## TASK DETAILS:
Locate the word "ylabel" in the data below, then copy every line that holds it.

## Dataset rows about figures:
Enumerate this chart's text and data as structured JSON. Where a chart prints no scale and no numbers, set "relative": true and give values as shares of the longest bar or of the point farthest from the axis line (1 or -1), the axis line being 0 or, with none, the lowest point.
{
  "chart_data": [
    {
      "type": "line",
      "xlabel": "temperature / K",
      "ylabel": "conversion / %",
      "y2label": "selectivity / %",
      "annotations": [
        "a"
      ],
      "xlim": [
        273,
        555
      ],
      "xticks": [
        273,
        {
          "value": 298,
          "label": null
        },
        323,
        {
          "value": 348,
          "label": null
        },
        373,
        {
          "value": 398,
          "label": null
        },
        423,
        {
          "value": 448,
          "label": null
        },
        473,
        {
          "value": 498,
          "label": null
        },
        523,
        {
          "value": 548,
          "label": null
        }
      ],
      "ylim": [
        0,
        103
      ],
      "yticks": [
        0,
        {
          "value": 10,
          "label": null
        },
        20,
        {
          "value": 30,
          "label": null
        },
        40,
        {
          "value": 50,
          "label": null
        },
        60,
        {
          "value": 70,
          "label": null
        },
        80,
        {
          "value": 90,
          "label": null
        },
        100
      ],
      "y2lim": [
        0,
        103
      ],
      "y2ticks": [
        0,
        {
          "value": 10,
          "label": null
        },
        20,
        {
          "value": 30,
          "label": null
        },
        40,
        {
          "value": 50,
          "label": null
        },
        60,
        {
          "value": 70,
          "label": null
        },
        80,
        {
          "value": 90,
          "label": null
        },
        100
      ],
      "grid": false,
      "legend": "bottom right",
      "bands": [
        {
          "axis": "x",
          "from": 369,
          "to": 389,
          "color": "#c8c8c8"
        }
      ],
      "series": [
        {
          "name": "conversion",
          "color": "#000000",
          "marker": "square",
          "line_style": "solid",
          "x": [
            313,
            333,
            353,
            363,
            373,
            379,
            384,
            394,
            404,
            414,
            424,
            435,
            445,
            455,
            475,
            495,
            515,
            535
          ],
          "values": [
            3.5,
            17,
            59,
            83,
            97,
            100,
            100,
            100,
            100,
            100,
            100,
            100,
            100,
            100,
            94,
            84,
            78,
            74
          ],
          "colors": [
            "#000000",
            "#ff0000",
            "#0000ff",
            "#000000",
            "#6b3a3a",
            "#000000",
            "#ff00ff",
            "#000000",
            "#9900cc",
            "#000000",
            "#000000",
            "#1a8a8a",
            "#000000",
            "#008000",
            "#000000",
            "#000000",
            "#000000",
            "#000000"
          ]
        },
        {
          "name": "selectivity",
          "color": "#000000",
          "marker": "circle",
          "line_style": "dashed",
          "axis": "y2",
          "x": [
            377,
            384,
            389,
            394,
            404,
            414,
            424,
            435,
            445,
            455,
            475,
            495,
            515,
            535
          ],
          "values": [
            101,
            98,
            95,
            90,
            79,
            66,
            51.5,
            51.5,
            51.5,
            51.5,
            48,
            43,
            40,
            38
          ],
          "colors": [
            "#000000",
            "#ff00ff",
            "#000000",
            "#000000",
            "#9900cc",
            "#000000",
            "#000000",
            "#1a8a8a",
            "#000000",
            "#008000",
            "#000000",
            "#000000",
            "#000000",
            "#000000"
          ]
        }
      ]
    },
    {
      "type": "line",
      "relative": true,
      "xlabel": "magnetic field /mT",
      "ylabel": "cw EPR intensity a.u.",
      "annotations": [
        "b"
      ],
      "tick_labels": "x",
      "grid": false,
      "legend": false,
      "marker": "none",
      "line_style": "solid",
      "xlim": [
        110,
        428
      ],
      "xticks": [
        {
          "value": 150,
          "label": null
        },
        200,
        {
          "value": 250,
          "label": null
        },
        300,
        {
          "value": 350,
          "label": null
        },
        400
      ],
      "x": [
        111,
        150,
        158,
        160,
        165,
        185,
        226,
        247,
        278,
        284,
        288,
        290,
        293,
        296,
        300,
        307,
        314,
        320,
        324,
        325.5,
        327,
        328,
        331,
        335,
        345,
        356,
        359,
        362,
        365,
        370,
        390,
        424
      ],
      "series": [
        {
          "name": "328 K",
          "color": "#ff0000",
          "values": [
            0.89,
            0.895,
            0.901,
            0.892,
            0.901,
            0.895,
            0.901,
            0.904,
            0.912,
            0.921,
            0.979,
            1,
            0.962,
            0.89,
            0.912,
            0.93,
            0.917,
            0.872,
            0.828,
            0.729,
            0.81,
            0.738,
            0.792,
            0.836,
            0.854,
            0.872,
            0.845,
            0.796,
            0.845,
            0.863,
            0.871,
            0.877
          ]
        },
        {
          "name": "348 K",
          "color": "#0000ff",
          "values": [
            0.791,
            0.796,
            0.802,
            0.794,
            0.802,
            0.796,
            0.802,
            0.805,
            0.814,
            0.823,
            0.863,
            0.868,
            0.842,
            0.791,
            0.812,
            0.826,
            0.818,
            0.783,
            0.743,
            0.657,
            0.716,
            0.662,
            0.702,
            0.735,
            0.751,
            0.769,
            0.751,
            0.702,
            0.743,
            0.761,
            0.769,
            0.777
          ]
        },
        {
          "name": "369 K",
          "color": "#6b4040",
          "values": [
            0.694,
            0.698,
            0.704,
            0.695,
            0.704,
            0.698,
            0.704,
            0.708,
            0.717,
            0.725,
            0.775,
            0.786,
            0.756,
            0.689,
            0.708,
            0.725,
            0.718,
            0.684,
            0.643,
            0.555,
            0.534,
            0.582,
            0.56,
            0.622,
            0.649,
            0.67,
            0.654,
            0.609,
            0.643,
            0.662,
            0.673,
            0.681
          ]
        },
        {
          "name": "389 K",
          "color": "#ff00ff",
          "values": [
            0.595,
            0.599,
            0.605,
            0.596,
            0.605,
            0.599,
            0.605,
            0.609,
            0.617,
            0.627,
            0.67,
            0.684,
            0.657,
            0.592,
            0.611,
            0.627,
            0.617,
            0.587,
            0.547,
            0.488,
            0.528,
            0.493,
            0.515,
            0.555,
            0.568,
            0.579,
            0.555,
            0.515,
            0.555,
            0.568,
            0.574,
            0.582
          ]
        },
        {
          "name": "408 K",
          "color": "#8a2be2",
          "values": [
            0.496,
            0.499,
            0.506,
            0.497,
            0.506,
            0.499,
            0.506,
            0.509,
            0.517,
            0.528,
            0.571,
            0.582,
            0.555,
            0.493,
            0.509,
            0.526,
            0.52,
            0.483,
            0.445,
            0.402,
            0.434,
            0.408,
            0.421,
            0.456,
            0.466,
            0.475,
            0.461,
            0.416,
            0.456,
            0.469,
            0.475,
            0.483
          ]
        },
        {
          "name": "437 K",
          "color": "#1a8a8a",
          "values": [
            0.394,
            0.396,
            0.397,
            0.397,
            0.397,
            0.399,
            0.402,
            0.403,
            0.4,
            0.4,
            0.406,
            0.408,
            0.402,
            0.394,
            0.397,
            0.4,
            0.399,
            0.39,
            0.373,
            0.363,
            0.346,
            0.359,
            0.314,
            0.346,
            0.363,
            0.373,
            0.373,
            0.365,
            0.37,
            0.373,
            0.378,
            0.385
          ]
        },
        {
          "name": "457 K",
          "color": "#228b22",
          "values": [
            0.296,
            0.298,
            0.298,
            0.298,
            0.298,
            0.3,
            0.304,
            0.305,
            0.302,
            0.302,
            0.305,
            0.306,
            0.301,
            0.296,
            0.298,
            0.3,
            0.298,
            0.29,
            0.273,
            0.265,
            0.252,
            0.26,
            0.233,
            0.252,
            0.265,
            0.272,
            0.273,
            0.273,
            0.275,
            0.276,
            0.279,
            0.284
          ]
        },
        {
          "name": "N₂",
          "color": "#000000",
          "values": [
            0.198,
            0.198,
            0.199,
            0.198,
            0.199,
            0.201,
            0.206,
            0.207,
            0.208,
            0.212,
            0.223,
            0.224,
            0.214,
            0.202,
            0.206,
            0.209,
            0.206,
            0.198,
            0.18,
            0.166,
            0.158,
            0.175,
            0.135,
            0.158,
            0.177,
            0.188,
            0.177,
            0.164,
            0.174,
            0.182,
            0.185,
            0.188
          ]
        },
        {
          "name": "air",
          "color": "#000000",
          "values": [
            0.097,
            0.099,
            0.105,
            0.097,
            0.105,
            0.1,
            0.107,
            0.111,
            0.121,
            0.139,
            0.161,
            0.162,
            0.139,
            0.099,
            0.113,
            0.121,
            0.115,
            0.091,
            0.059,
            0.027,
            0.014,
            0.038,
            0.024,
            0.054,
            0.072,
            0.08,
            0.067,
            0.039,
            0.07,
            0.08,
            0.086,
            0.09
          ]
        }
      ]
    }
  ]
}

## PROBLEM SOLUTION:
      "ylabel": "conversion / %",
      "ylabel": "cw EPR intensity a.u.",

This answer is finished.